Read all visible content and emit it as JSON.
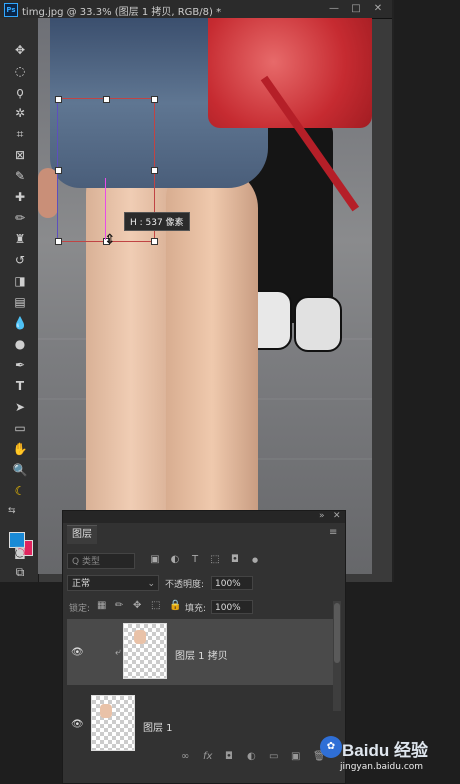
{
  "window": {
    "app_icon": "Ps",
    "title": "timg.jpg @ 33.3% (图层 1 拷贝, RGB/8) *",
    "controls": [
      "—",
      "□",
      "✕"
    ]
  },
  "toolbar": {
    "tools": [
      {
        "icon": "move-tool-icon",
        "glyph": "✥"
      },
      {
        "icon": "ellipse-marquee-icon",
        "glyph": "◌"
      },
      {
        "icon": "lasso-icon",
        "glyph": "ϙ"
      },
      {
        "icon": "magic-wand-icon",
        "glyph": "✲"
      },
      {
        "icon": "crop-icon",
        "glyph": "⌗"
      },
      {
        "icon": "frame-icon",
        "glyph": "⊠"
      },
      {
        "icon": "eyedropper-icon",
        "glyph": "✎"
      },
      {
        "icon": "healing-brush-icon",
        "glyph": "✚"
      },
      {
        "icon": "brush-icon",
        "glyph": "✏"
      },
      {
        "icon": "clone-stamp-icon",
        "glyph": "♜"
      },
      {
        "icon": "history-brush-icon",
        "glyph": "↺"
      },
      {
        "icon": "eraser-icon",
        "glyph": "◨"
      },
      {
        "icon": "gradient-icon",
        "glyph": "▤"
      },
      {
        "icon": "blur-icon",
        "glyph": "💧"
      },
      {
        "icon": "dodge-icon",
        "glyph": "●"
      },
      {
        "icon": "pen-icon",
        "glyph": "✒"
      },
      {
        "icon": "type-icon",
        "glyph": "T"
      },
      {
        "icon": "path-selection-icon",
        "glyph": "➤"
      },
      {
        "icon": "shape-icon",
        "glyph": "▭"
      },
      {
        "icon": "hand-icon",
        "glyph": "✋"
      },
      {
        "icon": "zoom-icon",
        "glyph": "🔍"
      },
      {
        "icon": "banana-icon",
        "glyph": "☾"
      }
    ],
    "foreground_color": "#1a8ad6",
    "background_color": "#e0245e",
    "quickmask_glyph": "◙",
    "screenmode_glyph": "⧉"
  },
  "canvas": {
    "tooltip": "H : 537 像素"
  },
  "layers_panel": {
    "collapse_glyph": "»",
    "close_glyph": "✕",
    "tab_label": "图层",
    "menu_glyph": "≡",
    "filter_placeholder": "Q 类型",
    "filter_icons": [
      "▣",
      "◐",
      "T",
      "⬚",
      "◘",
      "●"
    ],
    "blend_mode": "正常",
    "opacity_label": "不透明度:",
    "opacity_value": "100%",
    "lock_label": "锁定:",
    "lock_icons": [
      "▦",
      "✏",
      "✥",
      "⬚",
      "🔒"
    ],
    "fill_label": "填充:",
    "fill_value": "100%",
    "layers": [
      {
        "name": "图层 1 拷贝",
        "visible_glyph": "👁",
        "link_glyph": "⤶",
        "selected": true
      },
      {
        "name": "图层 1",
        "visible_glyph": "👁",
        "selected": false
      }
    ],
    "footer_icons": [
      "∞",
      "fx",
      "◘",
      "◐",
      "▭",
      "▣",
      "🗑"
    ]
  },
  "watermark": {
    "logo": "Baidu 经验",
    "url": "jingyan.baidu.com",
    "paw_glyph": "✿"
  }
}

*PROBLEM REQUIREMENTS*: Look for the word "brush" and return every line where it occurs.

*WORKED ANSWER*:
        "icon": "healing-brush-icon",
        "icon": "brush-icon",
        "icon": "history-brush-icon",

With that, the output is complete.